### INSTRUCTION
Would you transcribe the whole listing exactly, minus its pictures?

Records that describe figures:
==*==

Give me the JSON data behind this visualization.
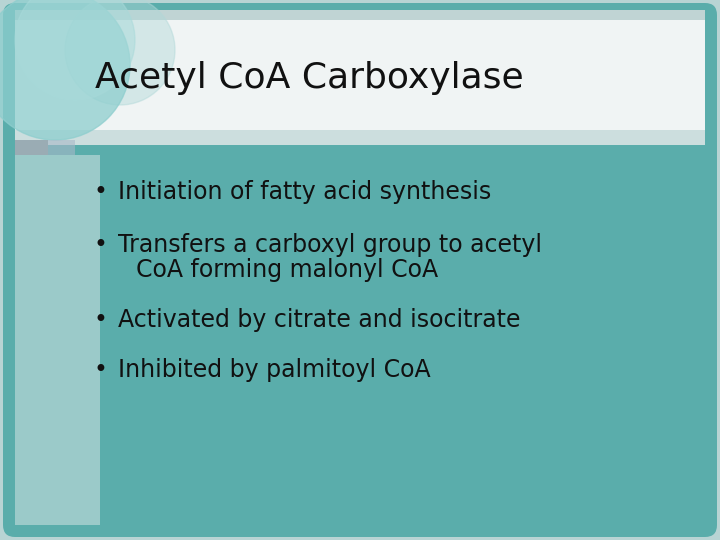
{
  "title": "Acetyl CoA Carboxylase",
  "title_fontsize": 26,
  "bullet_fontsize": 17,
  "bullets_line1": "Initiation of fatty acid synthesis",
  "bullets_line2a": "Transfers a carboxyl group to acetyl",
  "bullets_line2b": "CoA forming malonyl CoA",
  "bullets_line3": "Activated by citrate and isocitrate",
  "bullets_line4": "Inhibited by palmitoyl CoA",
  "outer_bg": "#b8d4d4",
  "main_teal": "#5aadab",
  "title_area_color": "#e4eced",
  "title_area_color2": "#f0f4f4",
  "circle_large": "#8ecece",
  "circle_inner": "#a8dada",
  "circle_small": "#9ecece",
  "square_gray": "#9aacb4",
  "square_blue": "#a8b8c8",
  "text_color": "#111111",
  "content_left_fade": "#c8dede",
  "bullet_char": "•"
}
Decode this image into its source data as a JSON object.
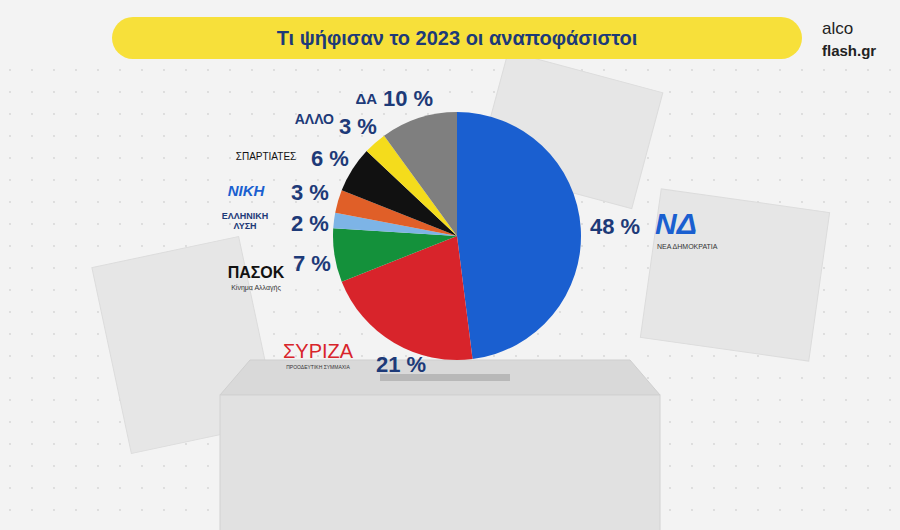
{
  "chart_data": {
    "type": "pie",
    "title": "Τι ψήφισαν το 2023 οι αναποφάσιστοι",
    "source_lines": [
      "alco",
      "flash.gr"
    ],
    "categories": [
      "ΝΔ",
      "ΣΥΡΙΖΑ",
      "ΠΑΣΟΚ",
      "ΕΛΛΗΝΙΚΗ ΛΥΣΗ",
      "ΝΙΚΗ",
      "ΣΠΑΡΤΙΑΤΕΣ",
      "ΑΛΛΟ",
      "ΔΑ"
    ],
    "category_subtitles": [
      "ΝΕΑ ΔΗΜΟΚΡΑΤΙΑ",
      "ΠΡΟΟΔΕΥΤΙΚΗ ΣΥΜΜΑΧΙΑ",
      "Κίνημα Αλλαγής",
      null,
      null,
      null,
      null,
      null
    ],
    "values": [
      48,
      21,
      7,
      2,
      3,
      6,
      3,
      10
    ],
    "value_labels": [
      "48 %",
      "21 %",
      "7 %",
      "2 %",
      "3 %",
      "6 %",
      "3 %",
      "10 %"
    ],
    "colors": [
      "#1a5fd0",
      "#d8242b",
      "#14913b",
      "#7db4e6",
      "#e05f28",
      "#111111",
      "#f4dc1c",
      "#7f7f7f"
    ],
    "data_labels": true
  }
}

==*==

### THE REPLY
Give me the JSON data behind this visualization.
{
  "title": "Acetyl CoA Carboxylase",
  "title_fontsize": 26,
  "bullet_fontsize": 17,
  "bullets_line1": "Initiation of fatty acid synthesis",
  "bullets_line2a": "Transfers a carboxyl group to acetyl",
  "bullets_line2b": "CoA forming malonyl CoA",
  "bullets_line3": "Activated by citrate and isocitrate",
  "bullets_line4": "Inhibited by palmitoyl CoA",
  "outer_bg": "#b8d4d4",
  "main_teal": "#5aadab",
  "title_area_color": "#e4eced",
  "title_area_color2": "#f0f4f4",
  "circle_large": "#8ecece",
  "circle_inner": "#a8dada",
  "circle_small": "#9ecece",
  "square_gray": "#9aacb4",
  "square_blue": "#a8b8c8",
  "text_color": "#111111",
  "content_left_fade": "#c8dede",
  "bullet_char": "•"
}
Decode this image into its source data as a JSON object.
{
  "chart_data": {
    "type": "pie",
    "title": "Τι ψήφισαν το 2023 οι αναποφάσιστοι",
    "source_lines": [
      "alco",
      "flash.gr"
    ],
    "categories": [
      "ΝΔ",
      "ΣΥΡΙΖΑ",
      "ΠΑΣΟΚ",
      "ΕΛΛΗΝΙΚΗ ΛΥΣΗ",
      "ΝΙΚΗ",
      "ΣΠΑΡΤΙΑΤΕΣ",
      "ΑΛΛΟ",
      "ΔΑ"
    ],
    "category_subtitles": [
      "ΝΕΑ ΔΗΜΟΚΡΑΤΙΑ",
      "ΠΡΟΟΔΕΥΤΙΚΗ ΣΥΜΜΑΧΙΑ",
      "Κίνημα Αλλαγής",
      null,
      null,
      null,
      null,
      null
    ],
    "values": [
      48,
      21,
      7,
      2,
      3,
      6,
      3,
      10
    ],
    "value_labels": [
      "48 %",
      "21 %",
      "7 %",
      "2 %",
      "3 %",
      "6 %",
      "3 %",
      "10 %"
    ],
    "colors": [
      "#1a5fd0",
      "#d8242b",
      "#14913b",
      "#7db4e6",
      "#e05f28",
      "#111111",
      "#f4dc1c",
      "#7f7f7f"
    ],
    "data_labels": true
  }
}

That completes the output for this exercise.